STATED EXERCISE: In the copy, keep every record exact and leave out all images.

DATA LISTING:
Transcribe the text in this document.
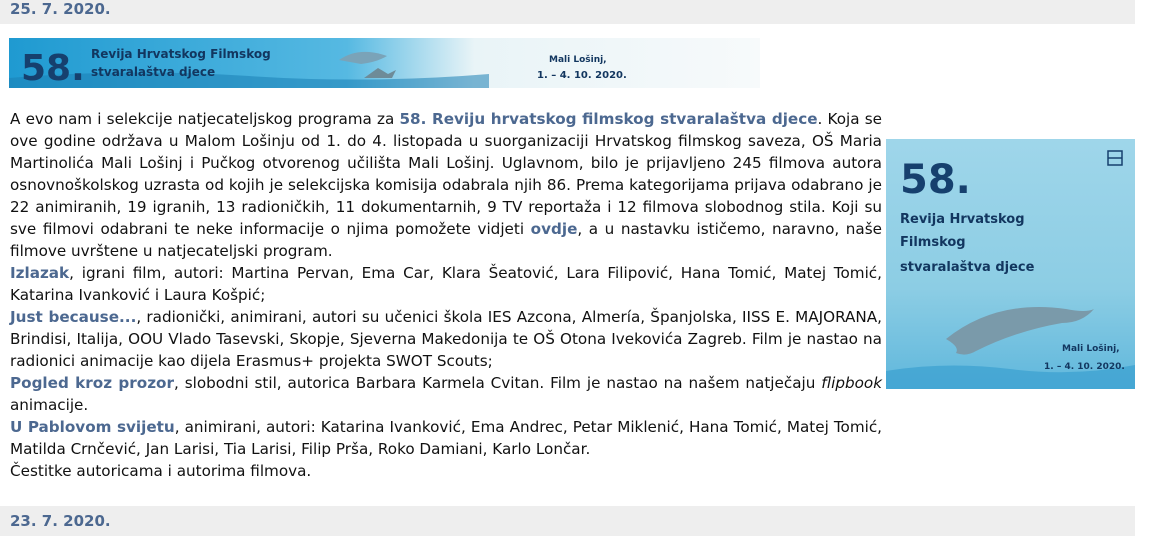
25. 7. 2020.
58. Revija Hrvatskog Filmskog
stvaralaštva djece
Mali Lošinj,
1. – 4. 10. 2020.
58.
Revija Hrvatskog
Filmskog
stvaralaštva djece
Mali Lošinj,
1. – 4. 10. 2020.

A evo nam i selekcije natjecateljskog programa za 58. Reviju hrvatskog filmskog stvaralaštva djece. Koja se ove godine održava u Malom Lošinju od 1. do 4. listopada u suorganizaciji Hrvatskog filmskog saveza, OŠ Maria Martinolića Mali Lošinj i Pučkog otvorenog učilišta Mali Lošinj. Uglavnom, bilo je prijavljeno 245 filmova autora osnovnoškolskog uzrasta od kojih je selekcijska komisija odabrala njih 86. Prema kategorijama prijava odabrano je 22 animiranih, 19 igranih, 13 radioničkih, 11 dokumentarnih, 9 TV reportaža i 12 filmova slobodnog stila. Koji su sve filmovi odabrani te neke informacije o njima pomožete vidjeti ovdje, a u nastavku ističemo, naravno, naše filmove uvrštene u natjecateljski program.

Izlazak, igrani film, autori: Martina Pervan, Ema Car, Klara Šeatović, Lara Filipović, Hana Tomić, Matej Tomić, Katarina Ivanković i Laura Košpić;

Just because..., radionički, animirani, autori su učenici škola IES Azcona, Almería, Španjolska, IISS E. MAJORANA, Brindisi, Italija, OOU Vlado Tasevski, Skopje, Sjeverna Makedonija te OŠ Otona Ivekovića Zagreb. Film je nastao na radionici animacije kao dijela Erasmus+ projekta SWOT Scouts;

Pogled kroz prozor, slobodni stil, autorica Barbara Karmela Cvitan. Film je nastao na našem natječaju flipbook animacije.

U Pablovom svijetu, animirani, autori: Katarina Ivanković, Ema Andrec, Petar Miklenić, Hana Tomić, Matej Tomić, Matilda Crnčević, Jan Larisi, Tia Larisi, Filip Prša, Roko Damiani, Karlo Lončar.

Čestitke autoricama i autorima filmova.

23. 7. 2020.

EXERCISE SOLUTION:
Transcribe the text in this document.
25. 7. 2020.
58. Revija Hrvatskog Filmskog
stvaralaštva djece
Mali Lošinj,
1. – 4. 10. 2020.
58.
Revija Hrvatskog
Filmskog
stvaralaštva djece
Mali Lošinj,
1. – 4. 10. 2020.

A evo nam i selekcije natjecateljskog programa za 58. Reviju hrvatskog filmskog stvaralaštva djece. Koja se ove godine održava u Malom Lošinju od 1. do 4. listopada u suorganizaciji Hrvatskog filmskog saveza, OŠ Maria Martinolića Mali Lošinj i Pučkog otvorenog učilišta Mali Lošinj. Uglavnom, bilo je prijavljeno 245 filmova autora osnovnoškolskog uzrasta od kojih je selekcijska komisija odabrala njih 86. Prema kategorijama prijava odabrano je 22 animiranih, 19 igranih, 13 radioničkih, 11 dokumentarnih, 9 TV reportaža i 12 filmova slobodnog stila. Koji su sve filmovi odabrani te neke informacije o njima pomožete vidjeti ovdje, a u nastavku ističemo, naravno, naše filmove uvrštene u natjecateljski program.

Izlazak, igrani film, autori: Martina Pervan, Ema Car, Klara Šeatović, Lara Filipović, Hana Tomić, Matej Tomić, Katarina Ivanković i Laura Košpić;

Just because..., radionički, animirani, autori su učenici škola IES Azcona, Almería, Španjolska, IISS E. MAJORANA, Brindisi, Italija, OOU Vlado Tasevski, Skopje, Sjeverna Makedonija te OŠ Otona Ivekovića Zagreb. Film je nastao na radionici animacije kao dijela Erasmus+ projekta SWOT Scouts;

Pogled kroz prozor, slobodni stil, autorica Barbara Karmela Cvitan. Film je nastao na našem natječaju flipbook animacije.

U Pablovom svijetu, animirani, autori: Katarina Ivanković, Ema Andrec, Petar Miklenić, Hana Tomić, Matej Tomić, Matilda Crnčević, Jan Larisi, Tia Larisi, Filip Prša, Roko Damiani, Karlo Lončar.

Čestitke autoricama i autorima filmova.

23. 7. 2020.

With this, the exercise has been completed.